→ **GOAL OF THE EXERCISE**:
Please transcribe the data exactly as shown, skipping the images.

→ **PROVIDED MATERIAL**:
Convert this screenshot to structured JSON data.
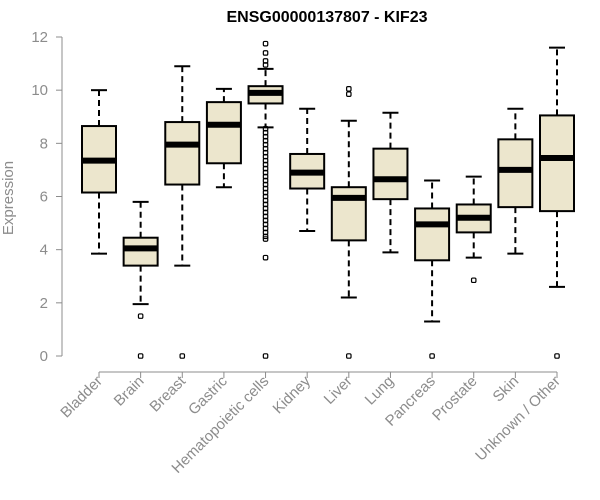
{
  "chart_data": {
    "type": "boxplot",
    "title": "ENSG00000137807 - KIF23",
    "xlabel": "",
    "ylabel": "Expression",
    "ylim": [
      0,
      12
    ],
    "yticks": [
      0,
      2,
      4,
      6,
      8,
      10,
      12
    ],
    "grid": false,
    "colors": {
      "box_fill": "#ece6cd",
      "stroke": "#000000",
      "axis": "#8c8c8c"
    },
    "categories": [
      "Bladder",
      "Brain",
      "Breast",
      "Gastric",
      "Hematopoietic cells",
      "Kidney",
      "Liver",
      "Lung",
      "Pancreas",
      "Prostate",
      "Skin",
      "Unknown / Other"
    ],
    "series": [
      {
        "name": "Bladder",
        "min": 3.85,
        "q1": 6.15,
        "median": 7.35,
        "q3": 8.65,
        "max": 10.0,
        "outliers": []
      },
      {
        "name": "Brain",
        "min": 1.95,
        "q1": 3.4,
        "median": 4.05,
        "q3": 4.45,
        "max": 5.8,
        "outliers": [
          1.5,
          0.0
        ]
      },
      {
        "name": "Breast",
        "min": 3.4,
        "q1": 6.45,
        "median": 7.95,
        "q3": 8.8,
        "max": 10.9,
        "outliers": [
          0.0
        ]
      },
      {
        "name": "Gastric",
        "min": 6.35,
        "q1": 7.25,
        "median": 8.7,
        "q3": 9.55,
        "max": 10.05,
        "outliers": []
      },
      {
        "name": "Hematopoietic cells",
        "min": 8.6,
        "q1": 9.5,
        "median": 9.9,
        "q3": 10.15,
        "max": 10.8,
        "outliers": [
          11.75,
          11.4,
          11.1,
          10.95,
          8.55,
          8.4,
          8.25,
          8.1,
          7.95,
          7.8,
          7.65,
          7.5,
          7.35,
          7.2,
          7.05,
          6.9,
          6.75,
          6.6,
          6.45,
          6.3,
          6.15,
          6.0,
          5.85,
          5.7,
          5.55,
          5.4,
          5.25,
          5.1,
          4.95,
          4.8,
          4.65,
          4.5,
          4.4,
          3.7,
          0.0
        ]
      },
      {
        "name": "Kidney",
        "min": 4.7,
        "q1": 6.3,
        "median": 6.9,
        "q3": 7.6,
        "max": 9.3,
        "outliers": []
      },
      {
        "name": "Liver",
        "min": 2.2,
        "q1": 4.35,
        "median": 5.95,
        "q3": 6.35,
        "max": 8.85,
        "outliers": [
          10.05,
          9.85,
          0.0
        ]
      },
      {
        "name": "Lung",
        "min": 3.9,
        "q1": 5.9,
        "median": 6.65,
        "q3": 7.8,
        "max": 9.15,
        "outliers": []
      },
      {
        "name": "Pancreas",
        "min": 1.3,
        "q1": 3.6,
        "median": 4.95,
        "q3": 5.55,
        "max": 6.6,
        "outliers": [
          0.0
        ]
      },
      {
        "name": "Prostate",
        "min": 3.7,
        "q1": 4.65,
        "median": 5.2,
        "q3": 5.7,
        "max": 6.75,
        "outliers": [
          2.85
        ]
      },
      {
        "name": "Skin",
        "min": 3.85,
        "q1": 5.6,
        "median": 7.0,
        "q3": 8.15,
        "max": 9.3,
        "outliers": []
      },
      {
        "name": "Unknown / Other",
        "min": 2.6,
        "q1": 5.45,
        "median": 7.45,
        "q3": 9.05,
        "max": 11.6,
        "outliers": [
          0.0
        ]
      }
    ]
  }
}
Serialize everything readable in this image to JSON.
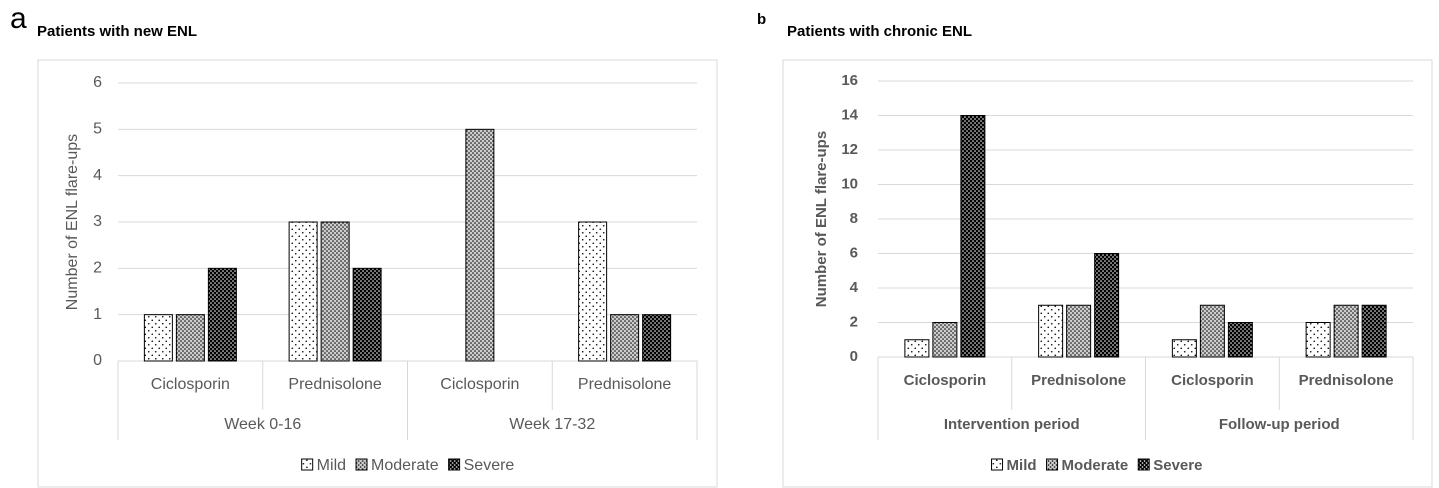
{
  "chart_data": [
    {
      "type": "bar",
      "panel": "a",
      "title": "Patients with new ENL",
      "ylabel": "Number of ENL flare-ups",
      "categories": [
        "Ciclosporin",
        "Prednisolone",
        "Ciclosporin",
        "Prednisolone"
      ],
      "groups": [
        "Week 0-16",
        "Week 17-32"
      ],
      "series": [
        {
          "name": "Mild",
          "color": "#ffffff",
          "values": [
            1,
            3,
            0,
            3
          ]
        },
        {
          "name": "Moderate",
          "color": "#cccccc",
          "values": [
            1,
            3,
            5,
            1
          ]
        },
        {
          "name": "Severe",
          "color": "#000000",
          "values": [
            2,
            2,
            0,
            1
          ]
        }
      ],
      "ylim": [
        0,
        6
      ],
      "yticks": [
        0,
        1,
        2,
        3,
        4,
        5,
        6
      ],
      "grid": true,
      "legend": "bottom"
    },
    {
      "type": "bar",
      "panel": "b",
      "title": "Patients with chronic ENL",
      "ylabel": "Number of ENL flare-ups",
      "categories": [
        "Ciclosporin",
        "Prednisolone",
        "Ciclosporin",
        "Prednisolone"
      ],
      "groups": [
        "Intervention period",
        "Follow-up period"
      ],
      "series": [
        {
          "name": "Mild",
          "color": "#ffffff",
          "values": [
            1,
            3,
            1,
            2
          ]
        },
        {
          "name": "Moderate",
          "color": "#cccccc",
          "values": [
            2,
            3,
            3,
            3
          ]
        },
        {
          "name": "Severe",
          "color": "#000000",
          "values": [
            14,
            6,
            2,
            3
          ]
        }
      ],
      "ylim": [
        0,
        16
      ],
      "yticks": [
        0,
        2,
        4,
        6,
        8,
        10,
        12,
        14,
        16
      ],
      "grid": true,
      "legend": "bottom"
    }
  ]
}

→ **ANSWER SECTION**:
Convert this screenshot to structured JSON data.
{
  "chart_data": {
    "type": "boxplot",
    "title": "ENSG00000137807 - KIF23",
    "xlabel": "",
    "ylabel": "Expression",
    "ylim": [
      0,
      12
    ],
    "yticks": [
      0,
      2,
      4,
      6,
      8,
      10,
      12
    ],
    "grid": false,
    "colors": {
      "box_fill": "#ece6cd",
      "stroke": "#000000",
      "axis": "#8c8c8c"
    },
    "categories": [
      "Bladder",
      "Brain",
      "Breast",
      "Gastric",
      "Hematopoietic cells",
      "Kidney",
      "Liver",
      "Lung",
      "Pancreas",
      "Prostate",
      "Skin",
      "Unknown / Other"
    ],
    "series": [
      {
        "name": "Bladder",
        "min": 3.85,
        "q1": 6.15,
        "median": 7.35,
        "q3": 8.65,
        "max": 10.0,
        "outliers": []
      },
      {
        "name": "Brain",
        "min": 1.95,
        "q1": 3.4,
        "median": 4.05,
        "q3": 4.45,
        "max": 5.8,
        "outliers": [
          1.5,
          0.0
        ]
      },
      {
        "name": "Breast",
        "min": 3.4,
        "q1": 6.45,
        "median": 7.95,
        "q3": 8.8,
        "max": 10.9,
        "outliers": [
          0.0
        ]
      },
      {
        "name": "Gastric",
        "min": 6.35,
        "q1": 7.25,
        "median": 8.7,
        "q3": 9.55,
        "max": 10.05,
        "outliers": []
      },
      {
        "name": "Hematopoietic cells",
        "min": 8.6,
        "q1": 9.5,
        "median": 9.9,
        "q3": 10.15,
        "max": 10.8,
        "outliers": [
          11.75,
          11.4,
          11.1,
          10.95,
          8.55,
          8.4,
          8.25,
          8.1,
          7.95,
          7.8,
          7.65,
          7.5,
          7.35,
          7.2,
          7.05,
          6.9,
          6.75,
          6.6,
          6.45,
          6.3,
          6.15,
          6.0,
          5.85,
          5.7,
          5.55,
          5.4,
          5.25,
          5.1,
          4.95,
          4.8,
          4.65,
          4.5,
          4.4,
          3.7,
          0.0
        ]
      },
      {
        "name": "Kidney",
        "min": 4.7,
        "q1": 6.3,
        "median": 6.9,
        "q3": 7.6,
        "max": 9.3,
        "outliers": []
      },
      {
        "name": "Liver",
        "min": 2.2,
        "q1": 4.35,
        "median": 5.95,
        "q3": 6.35,
        "max": 8.85,
        "outliers": [
          10.05,
          9.85,
          0.0
        ]
      },
      {
        "name": "Lung",
        "min": 3.9,
        "q1": 5.9,
        "median": 6.65,
        "q3": 7.8,
        "max": 9.15,
        "outliers": []
      },
      {
        "name": "Pancreas",
        "min": 1.3,
        "q1": 3.6,
        "median": 4.95,
        "q3": 5.55,
        "max": 6.6,
        "outliers": [
          0.0
        ]
      },
      {
        "name": "Prostate",
        "min": 3.7,
        "q1": 4.65,
        "median": 5.2,
        "q3": 5.7,
        "max": 6.75,
        "outliers": [
          2.85
        ]
      },
      {
        "name": "Skin",
        "min": 3.85,
        "q1": 5.6,
        "median": 7.0,
        "q3": 8.15,
        "max": 9.3,
        "outliers": []
      },
      {
        "name": "Unknown / Other",
        "min": 2.6,
        "q1": 5.45,
        "median": 7.45,
        "q3": 9.05,
        "max": 11.6,
        "outliers": [
          0.0
        ]
      }
    ]
  }
}
Serialize everything readable in this image to JSON.
{
  "chart_data": [
    {
      "type": "bar",
      "panel": "a",
      "title": "Patients with new ENL",
      "ylabel": "Number of ENL flare-ups",
      "categories": [
        "Ciclosporin",
        "Prednisolone",
        "Ciclosporin",
        "Prednisolone"
      ],
      "groups": [
        "Week 0-16",
        "Week 17-32"
      ],
      "series": [
        {
          "name": "Mild",
          "color": "#ffffff",
          "values": [
            1,
            3,
            0,
            3
          ]
        },
        {
          "name": "Moderate",
          "color": "#cccccc",
          "values": [
            1,
            3,
            5,
            1
          ]
        },
        {
          "name": "Severe",
          "color": "#000000",
          "values": [
            2,
            2,
            0,
            1
          ]
        }
      ],
      "ylim": [
        0,
        6
      ],
      "yticks": [
        0,
        1,
        2,
        3,
        4,
        5,
        6
      ],
      "grid": true,
      "legend": "bottom"
    },
    {
      "type": "bar",
      "panel": "b",
      "title": "Patients with chronic ENL",
      "ylabel": "Number of ENL flare-ups",
      "categories": [
        "Ciclosporin",
        "Prednisolone",
        "Ciclosporin",
        "Prednisolone"
      ],
      "groups": [
        "Intervention period",
        "Follow-up period"
      ],
      "series": [
        {
          "name": "Mild",
          "color": "#ffffff",
          "values": [
            1,
            3,
            1,
            2
          ]
        },
        {
          "name": "Moderate",
          "color": "#cccccc",
          "values": [
            2,
            3,
            3,
            3
          ]
        },
        {
          "name": "Severe",
          "color": "#000000",
          "values": [
            14,
            6,
            2,
            3
          ]
        }
      ],
      "ylim": [
        0,
        16
      ],
      "yticks": [
        0,
        2,
        4,
        6,
        8,
        10,
        12,
        14,
        16
      ],
      "grid": true,
      "legend": "bottom"
    }
  ]
}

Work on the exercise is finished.